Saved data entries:
* begin *

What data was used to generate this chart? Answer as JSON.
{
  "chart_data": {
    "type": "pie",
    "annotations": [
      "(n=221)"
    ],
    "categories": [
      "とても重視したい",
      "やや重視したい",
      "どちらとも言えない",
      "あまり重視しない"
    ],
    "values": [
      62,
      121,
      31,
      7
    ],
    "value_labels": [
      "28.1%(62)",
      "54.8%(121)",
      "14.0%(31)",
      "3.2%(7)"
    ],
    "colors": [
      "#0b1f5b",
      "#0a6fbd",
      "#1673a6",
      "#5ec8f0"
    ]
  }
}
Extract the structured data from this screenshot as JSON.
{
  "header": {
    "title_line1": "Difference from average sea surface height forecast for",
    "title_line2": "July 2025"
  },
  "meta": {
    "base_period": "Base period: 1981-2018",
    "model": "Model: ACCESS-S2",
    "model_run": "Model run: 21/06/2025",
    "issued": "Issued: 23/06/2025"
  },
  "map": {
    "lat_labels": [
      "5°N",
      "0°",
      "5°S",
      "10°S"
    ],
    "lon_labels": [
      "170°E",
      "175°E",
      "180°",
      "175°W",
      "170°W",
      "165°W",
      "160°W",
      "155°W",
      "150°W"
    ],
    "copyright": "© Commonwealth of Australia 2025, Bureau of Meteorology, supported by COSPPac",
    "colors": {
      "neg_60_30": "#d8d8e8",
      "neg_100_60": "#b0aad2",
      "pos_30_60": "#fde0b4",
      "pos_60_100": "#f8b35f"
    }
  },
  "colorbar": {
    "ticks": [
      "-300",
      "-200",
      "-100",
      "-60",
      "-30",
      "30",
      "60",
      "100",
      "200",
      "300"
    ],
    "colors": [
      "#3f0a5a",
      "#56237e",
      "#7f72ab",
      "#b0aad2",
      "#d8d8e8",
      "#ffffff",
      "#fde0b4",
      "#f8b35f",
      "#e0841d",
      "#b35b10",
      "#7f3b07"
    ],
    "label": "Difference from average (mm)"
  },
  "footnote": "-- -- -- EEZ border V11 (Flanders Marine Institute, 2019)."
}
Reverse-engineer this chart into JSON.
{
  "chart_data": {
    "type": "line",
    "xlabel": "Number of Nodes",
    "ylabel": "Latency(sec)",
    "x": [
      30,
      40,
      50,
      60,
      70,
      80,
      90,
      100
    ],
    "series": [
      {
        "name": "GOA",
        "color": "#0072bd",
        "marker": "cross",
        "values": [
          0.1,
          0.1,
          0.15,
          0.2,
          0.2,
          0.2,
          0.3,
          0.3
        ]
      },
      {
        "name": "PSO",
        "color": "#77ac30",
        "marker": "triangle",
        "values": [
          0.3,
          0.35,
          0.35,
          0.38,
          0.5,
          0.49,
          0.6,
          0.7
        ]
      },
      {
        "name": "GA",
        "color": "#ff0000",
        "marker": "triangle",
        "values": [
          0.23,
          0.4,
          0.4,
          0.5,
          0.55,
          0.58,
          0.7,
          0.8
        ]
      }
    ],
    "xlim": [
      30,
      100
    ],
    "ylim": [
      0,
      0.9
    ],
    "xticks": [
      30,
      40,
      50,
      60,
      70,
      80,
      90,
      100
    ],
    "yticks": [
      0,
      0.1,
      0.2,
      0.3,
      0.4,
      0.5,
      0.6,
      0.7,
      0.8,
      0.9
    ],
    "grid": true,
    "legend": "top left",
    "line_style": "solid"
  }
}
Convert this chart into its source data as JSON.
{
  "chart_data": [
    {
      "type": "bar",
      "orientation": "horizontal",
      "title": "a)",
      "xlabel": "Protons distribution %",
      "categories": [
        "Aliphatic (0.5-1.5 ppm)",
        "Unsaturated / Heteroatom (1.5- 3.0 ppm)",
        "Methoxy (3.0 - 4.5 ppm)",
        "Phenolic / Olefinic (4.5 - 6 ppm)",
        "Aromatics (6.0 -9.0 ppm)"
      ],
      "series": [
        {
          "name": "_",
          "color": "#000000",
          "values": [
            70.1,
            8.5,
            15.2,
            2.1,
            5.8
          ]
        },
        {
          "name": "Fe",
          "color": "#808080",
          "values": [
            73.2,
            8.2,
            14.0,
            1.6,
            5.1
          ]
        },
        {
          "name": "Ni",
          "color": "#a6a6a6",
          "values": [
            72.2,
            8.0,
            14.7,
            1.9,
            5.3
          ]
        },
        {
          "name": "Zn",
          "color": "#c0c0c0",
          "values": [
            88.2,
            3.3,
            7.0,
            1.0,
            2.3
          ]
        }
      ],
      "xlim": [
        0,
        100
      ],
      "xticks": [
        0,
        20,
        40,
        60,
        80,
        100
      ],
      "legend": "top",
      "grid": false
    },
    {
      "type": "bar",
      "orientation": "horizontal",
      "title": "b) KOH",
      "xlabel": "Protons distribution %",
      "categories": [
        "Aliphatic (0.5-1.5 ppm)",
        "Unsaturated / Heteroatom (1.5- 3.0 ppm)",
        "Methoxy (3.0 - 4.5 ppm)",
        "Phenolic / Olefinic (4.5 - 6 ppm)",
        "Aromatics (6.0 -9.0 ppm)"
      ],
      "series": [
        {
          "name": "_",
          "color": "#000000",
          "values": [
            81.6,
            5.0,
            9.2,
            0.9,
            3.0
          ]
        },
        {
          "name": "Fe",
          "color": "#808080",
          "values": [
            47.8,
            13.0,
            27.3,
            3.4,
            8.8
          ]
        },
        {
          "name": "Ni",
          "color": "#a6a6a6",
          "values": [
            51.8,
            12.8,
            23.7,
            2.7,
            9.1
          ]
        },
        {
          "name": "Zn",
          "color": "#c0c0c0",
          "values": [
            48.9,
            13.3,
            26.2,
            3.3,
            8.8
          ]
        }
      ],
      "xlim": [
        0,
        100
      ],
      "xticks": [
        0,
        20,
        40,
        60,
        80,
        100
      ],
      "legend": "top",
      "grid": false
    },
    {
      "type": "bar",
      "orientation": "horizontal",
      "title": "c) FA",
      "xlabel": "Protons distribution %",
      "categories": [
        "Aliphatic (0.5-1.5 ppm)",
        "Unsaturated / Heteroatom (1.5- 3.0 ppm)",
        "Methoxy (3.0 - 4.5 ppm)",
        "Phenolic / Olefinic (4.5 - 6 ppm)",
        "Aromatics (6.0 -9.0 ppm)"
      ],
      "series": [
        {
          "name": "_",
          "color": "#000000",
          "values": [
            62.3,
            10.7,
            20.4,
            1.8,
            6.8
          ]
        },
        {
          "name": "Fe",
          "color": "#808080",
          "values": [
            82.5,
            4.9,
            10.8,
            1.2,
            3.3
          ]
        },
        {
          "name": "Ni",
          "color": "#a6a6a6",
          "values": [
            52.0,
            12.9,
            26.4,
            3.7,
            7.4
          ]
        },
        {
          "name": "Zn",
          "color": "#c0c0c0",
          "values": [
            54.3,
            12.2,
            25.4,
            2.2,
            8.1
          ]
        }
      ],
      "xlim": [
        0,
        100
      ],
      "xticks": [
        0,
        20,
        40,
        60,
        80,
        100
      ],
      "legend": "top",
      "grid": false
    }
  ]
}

* end *

Exercise details: Set down the entries verbatim, leaving none out.

Finished exercise:
What data was used to generate this chart? Answer as JSON.
{
  "chart_data": {
    "type": "pie",
    "annotations": [
      "(n=221)"
    ],
    "categories": [
      "とても重視したい",
      "やや重視したい",
      "どちらとも言えない",
      "あまり重視しない"
    ],
    "values": [
      62,
      121,
      31,
      7
    ],
    "value_labels": [
      "28.1%(62)",
      "54.8%(121)",
      "14.0%(31)",
      "3.2%(7)"
    ],
    "colors": [
      "#0b1f5b",
      "#0a6fbd",
      "#1673a6",
      "#5ec8f0"
    ]
  }
}
Extract the structured data from this screenshot as JSON.
{
  "header": {
    "title_line1": "Difference from average sea surface height forecast for",
    "title_line2": "July 2025"
  },
  "meta": {
    "base_period": "Base period: 1981-2018",
    "model": "Model: ACCESS-S2",
    "model_run": "Model run: 21/06/2025",
    "issued": "Issued: 23/06/2025"
  },
  "map": {
    "lat_labels": [
      "5°N",
      "0°",
      "5°S",
      "10°S"
    ],
    "lon_labels": [
      "170°E",
      "175°E",
      "180°",
      "175°W",
      "170°W",
      "165°W",
      "160°W",
      "155°W",
      "150°W"
    ],
    "copyright": "© Commonwealth of Australia 2025, Bureau of Meteorology, supported by COSPPac",
    "colors": {
      "neg_60_30": "#d8d8e8",
      "neg_100_60": "#b0aad2",
      "pos_30_60": "#fde0b4",
      "pos_60_100": "#f8b35f"
    }
  },
  "colorbar": {
    "ticks": [
      "-300",
      "-200",
      "-100",
      "-60",
      "-30",
      "30",
      "60",
      "100",
      "200",
      "300"
    ],
    "colors": [
      "#3f0a5a",
      "#56237e",
      "#7f72ab",
      "#b0aad2",
      "#d8d8e8",
      "#ffffff",
      "#fde0b4",
      "#f8b35f",
      "#e0841d",
      "#b35b10",
      "#7f3b07"
    ],
    "label": "Difference from average (mm)"
  },
  "footnote": "-- -- -- EEZ border V11 (Flanders Marine Institute, 2019)."
}
Reverse-engineer this chart into JSON.
{
  "chart_data": {
    "type": "line",
    "xlabel": "Number of Nodes",
    "ylabel": "Latency(sec)",
    "x": [
      30,
      40,
      50,
      60,
      70,
      80,
      90,
      100
    ],
    "series": [
      {
        "name": "GOA",
        "color": "#0072bd",
        "marker": "cross",
        "values": [
          0.1,
          0.1,
          0.15,
          0.2,
          0.2,
          0.2,
          0.3,
          0.3
        ]
      },
      {
        "name": "PSO",
        "color": "#77ac30",
        "marker": "triangle",
        "values": [
          0.3,
          0.35,
          0.35,
          0.38,
          0.5,
          0.49,
          0.6,
          0.7
        ]
      },
      {
        "name": "GA",
        "color": "#ff0000",
        "marker": "triangle",
        "values": [
          0.23,
          0.4,
          0.4,
          0.5,
          0.55,
          0.58,
          0.7,
          0.8
        ]
      }
    ],
    "xlim": [
      30,
      100
    ],
    "ylim": [
      0,
      0.9
    ],
    "xticks": [
      30,
      40,
      50,
      60,
      70,
      80,
      90,
      100
    ],
    "yticks": [
      0,
      0.1,
      0.2,
      0.3,
      0.4,
      0.5,
      0.6,
      0.7,
      0.8,
      0.9
    ],
    "grid": true,
    "legend": "top left",
    "line_style": "solid"
  }
}
Convert this chart into its source data as JSON.
{
  "chart_data": [
    {
      "type": "bar",
      "orientation": "horizontal",
      "title": "a)",
      "xlabel": "Protons distribution %",
      "categories": [
        "Aliphatic (0.5-1.5 ppm)",
        "Unsaturated / Heteroatom (1.5- 3.0 ppm)",
        "Methoxy (3.0 - 4.5 ppm)",
        "Phenolic / Olefinic (4.5 - 6 ppm)",
        "Aromatics (6.0 -9.0 ppm)"
      ],
      "series": [
        {
          "name": "_",
          "color": "#000000",
          "values": [
            70.1,
            8.5,
            15.2,
            2.1,
            5.8
          ]
        },
        {
          "name": "Fe",
          "color": "#808080",
          "values": [
            73.2,
            8.2,
            14.0,
            1.6,
            5.1
          ]
        },
        {
          "name": "Ni",
          "color": "#a6a6a6",
          "values": [
            72.2,
            8.0,
            14.7,
            1.9,
            5.3
          ]
        },
        {
          "name": "Zn",
          "color": "#c0c0c0",
          "values": [
            88.2,
            3.3,
            7.0,
            1.0,
            2.3
          ]
        }
      ],
      "xlim": [
        0,
        100
      ],
      "xticks": [
        0,
        20,
        40,
        60,
        80,
        100
      ],
      "legend": "top",
      "grid": false
    },
    {
      "type": "bar",
      "orientation": "horizontal",
      "title": "b) KOH",
      "xlabel": "Protons distribution %",
      "categories": [
        "Aliphatic (0.5-1.5 ppm)",
        "Unsaturated / Heteroatom (1.5- 3.0 ppm)",
        "Methoxy (3.0 - 4.5 ppm)",
        "Phenolic / Olefinic (4.5 - 6 ppm)",
        "Aromatics (6.0 -9.0 ppm)"
      ],
      "series": [
        {
          "name": "_",
          "color": "#000000",
          "values": [
            81.6,
            5.0,
            9.2,
            0.9,
            3.0
          ]
        },
        {
          "name": "Fe",
          "color": "#808080",
          "values": [
            47.8,
            13.0,
            27.3,
            3.4,
            8.8
          ]
        },
        {
          "name": "Ni",
          "color": "#a6a6a6",
          "values": [
            51.8,
            12.8,
            23.7,
            2.7,
            9.1
          ]
        },
        {
          "name": "Zn",
          "color": "#c0c0c0",
          "values": [
            48.9,
            13.3,
            26.2,
            3.3,
            8.8
          ]
        }
      ],
      "xlim": [
        0,
        100
      ],
      "xticks": [
        0,
        20,
        40,
        60,
        80,
        100
      ],
      "legend": "top",
      "grid": false
    },
    {
      "type": "bar",
      "orientation": "horizontal",
      "title": "c) FA",
      "xlabel": "Protons distribution %",
      "categories": [
        "Aliphatic (0.5-1.5 ppm)",
        "Unsaturated / Heteroatom (1.5- 3.0 ppm)",
        "Methoxy (3.0 - 4.5 ppm)",
        "Phenolic / Olefinic (4.5 - 6 ppm)",
        "Aromatics (6.0 -9.0 ppm)"
      ],
      "series": [
        {
          "name": "_",
          "color": "#000000",
          "values": [
            62.3,
            10.7,
            20.4,
            1.8,
            6.8
          ]
        },
        {
          "name": "Fe",
          "color": "#808080",
          "values": [
            82.5,
            4.9,
            10.8,
            1.2,
            3.3
          ]
        },
        {
          "name": "Ni",
          "color": "#a6a6a6",
          "values": [
            52.0,
            12.9,
            26.4,
            3.7,
            7.4
          ]
        },
        {
          "name": "Zn",
          "color": "#c0c0c0",
          "values": [
            54.3,
            12.2,
            25.4,
            2.2,
            8.1
          ]
        }
      ],
      "xlim": [
        0,
        100
      ],
      "xticks": [
        0,
        20,
        40,
        60,
        80,
        100
      ],
      "legend": "top",
      "grid": false
    }
  ]
}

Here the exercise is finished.